» **To be done**:
Look through the records below, and copy out every line that holds the string "process".

» **Input rows**:
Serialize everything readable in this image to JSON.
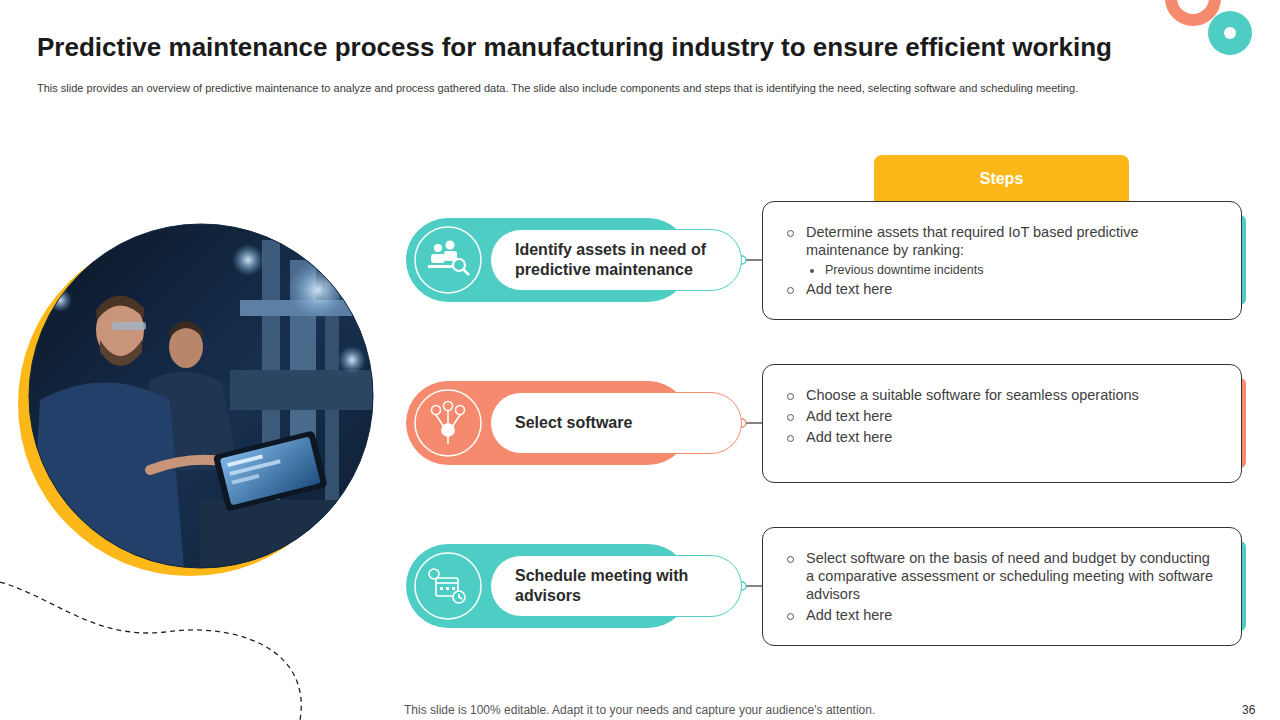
{
  "diagram": {
    "title": "Predictive maintenance process for manufacturing industry to ensure efficient working",
    "nodes": [
      {
        "text": [
          "Steps"
        ]
      },
      {
        "text": [
          "Identify assets in need of predictive maintenance"
        ]
      },
      {
        "text": [
          "Determine assets that required IoT based predictive maintenance by ranking:",
          "Previous downtime incidents",
          "Add text here"
        ]
      },
      {
        "text": [
          "Select software"
        ]
      },
      {
        "text": [
          "Choose a suitable software for seamless operations",
          "Add text here",
          "Add text here"
        ]
      },
      {
        "text": [
          "Schedule meeting with advisors"
        ]
      },
      {
        "text": [
          "Select software on the basis of need and budget by conducting a comparative assessment or scheduling meeting with software advisors",
          "Add text here"
        ]
      }
    ],
    "edges": [
      {
        "from": 1,
        "to": 2,
        "arrow": "none"
      },
      {
        "from": 3,
        "to": 4,
        "arrow": "none"
      },
      {
        "from": 5,
        "to": 6,
        "arrow": "none"
      }
    ],
    "labels": [
      "This slide provides an overview of predictive maintenance to analyze and process gathered data. The slide also include components and steps that is identifying the need, selecting software and scheduling meeting.",
      "This slide is 100% editable. Adapt it to your needs and capture your audience's attention.",
      "36"
    ]
  }
}
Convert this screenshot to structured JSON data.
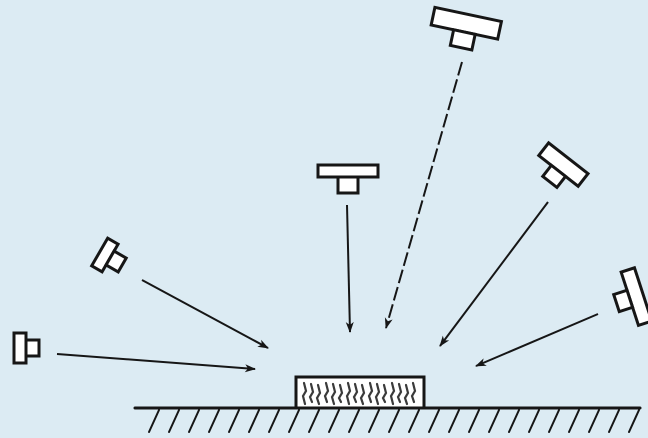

» **Task response**:
    "title": "Predictive maintenance process for manufacturing industry to ensure efficient working",
      "This slide provides an overview of predictive maintenance to analyze and process gathered data. The slide also include components and steps that is identifying the need, selecting software and scheduling meeting.",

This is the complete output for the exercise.